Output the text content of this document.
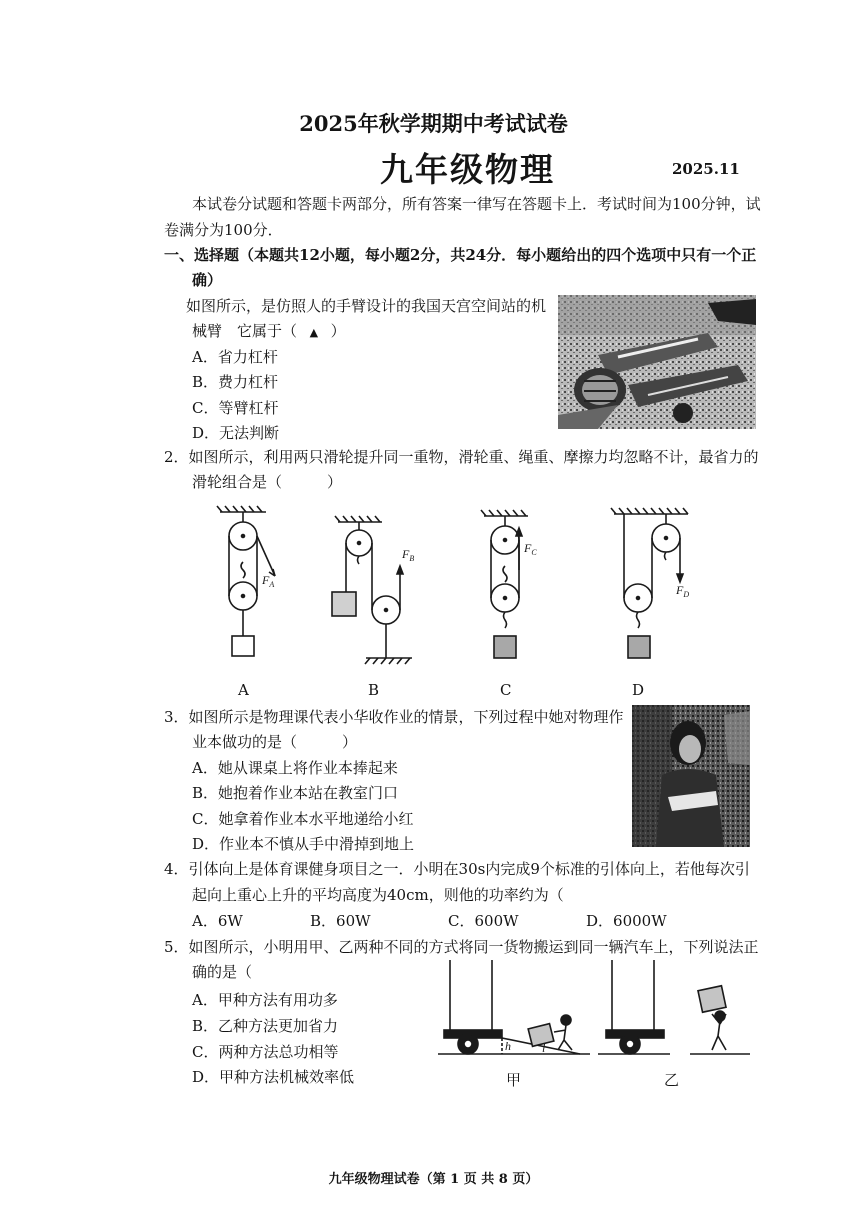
2025年秋学期期中考试试卷
九年级物理	2025.11
本试卷分试题和答题卡两部分，所有答案一律写在答题卡上．考试时间为100分钟，试
卷满分为100分．
一、选择题（本题共12小题，每小题2分，共24分．每小题给出的四个选项中只有一个正
确）
如图所示，是仿照人的手臂设计的我国天宫空间站的机
械臂　它属于（ ▲ ）
A．省力杠杆
B．费力杠杆
C．等臂杠杆
D．无法判断
2．如图所示，利用两只滑轮提升同一重物，滑轮重、绳重、摩擦力均忽略不计，最省力的
滑轮组合是（　　　）
$F_A$
$F_B$
$F_C$
$F_D$
A	B	C	D
3．如图所示是物理课代表小华收作业的情景，下列过程中她对物理作
业本做功的是（　　　）
A．她从课桌上将作业本捧起来
B．她抱着作业本站在教室门口
C．她拿着作业本水平地递给小红
D．作业本不慎从手中滑掉到地上
4．引体向上是体育课健身项目之一．小明在30s内完成9个标准的引体向上，若他每次引
起向上重心上升的平均高度为40cm，则他的功率约为（
A．6W	B．60W	C．600W	D．6000W
5．如图所示，小明用甲、乙两种不同的方式将同一货物搬运到同一辆汽车上，下列说法正
确的是（
A．甲种方法有用功多
B．乙种方法更加省力
C．两种方法总功相等
D．甲种方法机械效率低
h	l
甲	乙
九年级物理试卷（第 1 页 共 8 页）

__STATED PROBLEM__:
Write the full listing out again with every line unchanged, but include no pictures.

__REPLY__:
Output the text content of this document.
2025年秋学期期中考试试卷
九年级物理	2025.11
本试卷分试题和答题卡两部分，所有答案一律写在答题卡上．考试时间为100分钟，试
卷满分为100分．
一、选择题（本题共12小题，每小题2分，共24分．每小题给出的四个选项中只有一个正
确）
如图所示，是仿照人的手臂设计的我国天宫空间站的机
械臂　它属于（ ▲ ）
A．省力杠杆
B．费力杠杆
C．等臂杠杆
D．无法判断
2．如图所示，利用两只滑轮提升同一重物，滑轮重、绳重、摩擦力均忽略不计，最省力的
滑轮组合是（　　　）
$F_A$
$F_B$
$F_C$
$F_D$
A	B	C	D
3．如图所示是物理课代表小华收作业的情景，下列过程中她对物理作
业本做功的是（　　　）
A．她从课桌上将作业本捧起来
B．她抱着作业本站在教室门口
C．她拿着作业本水平地递给小红
D．作业本不慎从手中滑掉到地上
4．引体向上是体育课健身项目之一．小明在30s内完成9个标准的引体向上，若他每次引
起向上重心上升的平均高度为40cm，则他的功率约为（
A．6W	B．60W	C．600W	D．6000W
5．如图所示，小明用甲、乙两种不同的方式将同一货物搬运到同一辆汽车上，下列说法正
确的是（
A．甲种方法有用功多
B．乙种方法更加省力
C．两种方法总功相等
D．甲种方法机械效率低
h	l
甲	乙
九年级物理试卷（第 1 页 共 8 页）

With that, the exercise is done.